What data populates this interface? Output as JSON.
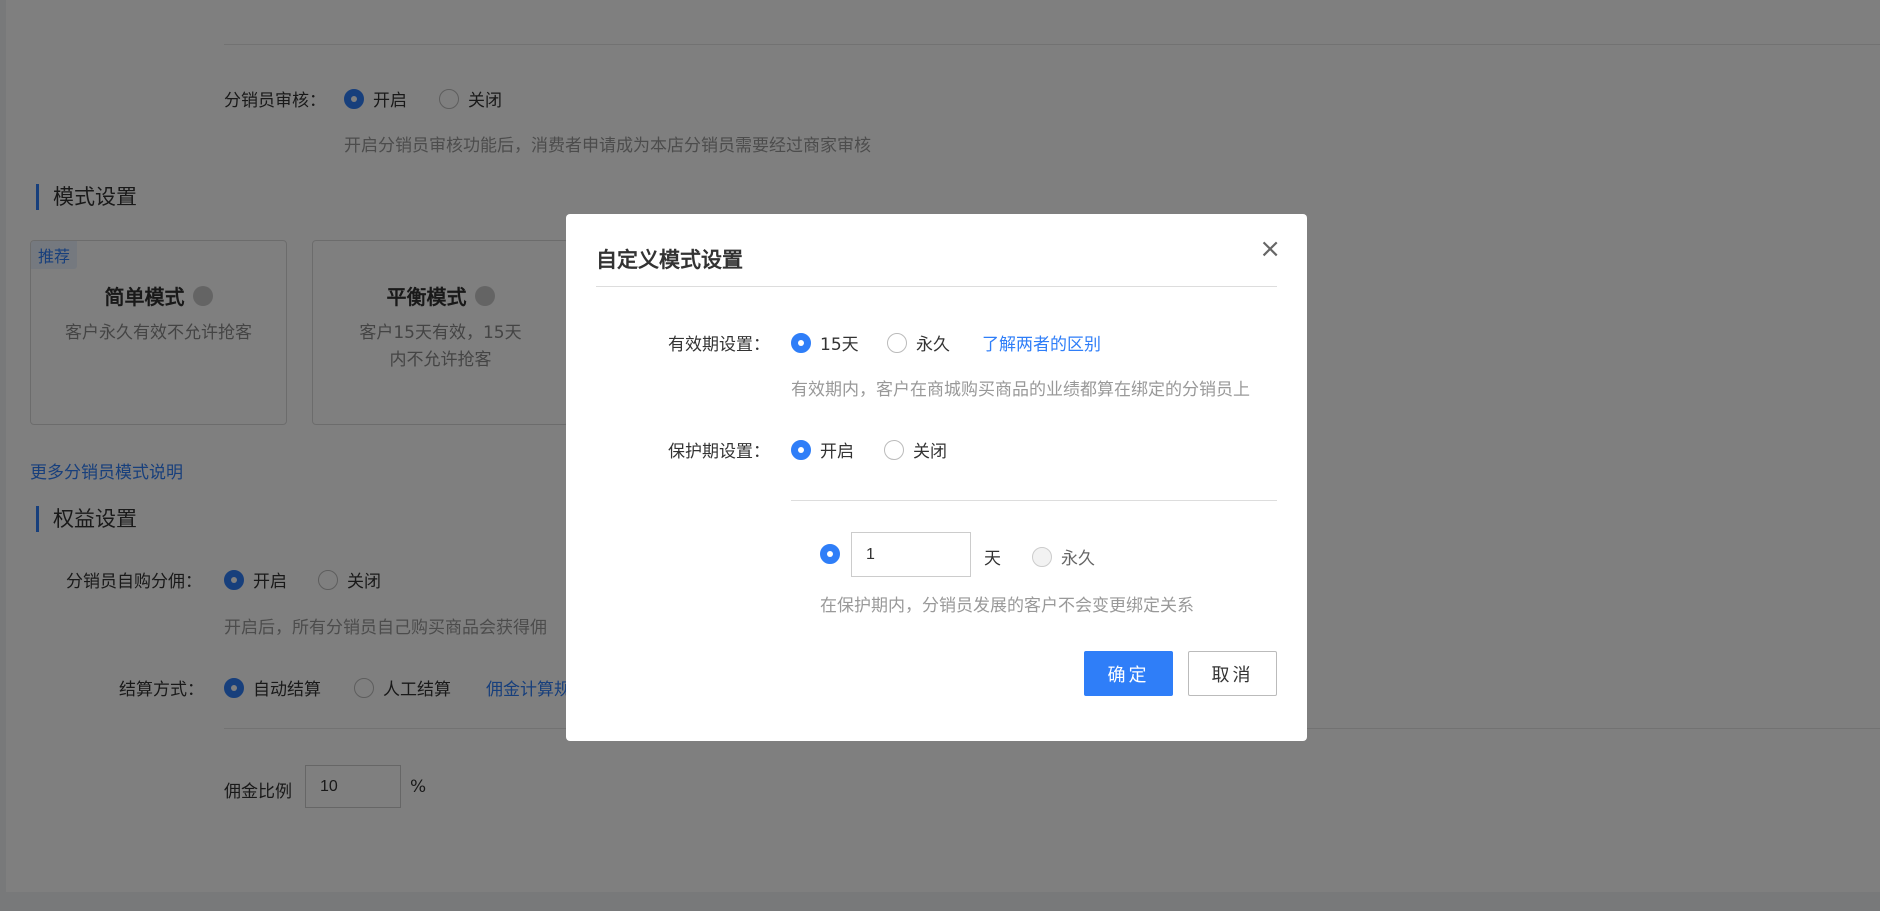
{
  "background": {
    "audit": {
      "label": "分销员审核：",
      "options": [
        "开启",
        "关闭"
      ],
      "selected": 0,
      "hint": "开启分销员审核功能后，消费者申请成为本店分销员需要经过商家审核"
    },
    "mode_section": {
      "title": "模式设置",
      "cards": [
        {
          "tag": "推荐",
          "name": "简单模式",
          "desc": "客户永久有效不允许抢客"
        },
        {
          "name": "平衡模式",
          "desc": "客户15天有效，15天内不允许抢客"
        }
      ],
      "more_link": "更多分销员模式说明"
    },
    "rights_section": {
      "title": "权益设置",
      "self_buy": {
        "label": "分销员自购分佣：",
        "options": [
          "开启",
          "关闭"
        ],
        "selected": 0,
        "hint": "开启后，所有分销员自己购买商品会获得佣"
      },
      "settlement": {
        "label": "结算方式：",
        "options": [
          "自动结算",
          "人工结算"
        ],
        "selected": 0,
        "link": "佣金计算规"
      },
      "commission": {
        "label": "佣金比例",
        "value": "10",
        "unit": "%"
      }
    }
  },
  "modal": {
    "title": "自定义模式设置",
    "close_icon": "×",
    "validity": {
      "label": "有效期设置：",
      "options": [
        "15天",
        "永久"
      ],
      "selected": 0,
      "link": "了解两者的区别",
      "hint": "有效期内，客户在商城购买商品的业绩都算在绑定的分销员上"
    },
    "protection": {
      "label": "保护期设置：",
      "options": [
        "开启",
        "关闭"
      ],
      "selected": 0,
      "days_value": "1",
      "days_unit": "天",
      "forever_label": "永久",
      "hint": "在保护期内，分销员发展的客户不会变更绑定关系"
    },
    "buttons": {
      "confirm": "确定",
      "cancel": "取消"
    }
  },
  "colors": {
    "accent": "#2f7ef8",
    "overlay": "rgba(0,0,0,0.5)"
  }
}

++++++++++++++++++++

- [Stated exercise]: Across the data above, how many lines include the word "desc"? Give only the count.

- [Correct output]: 2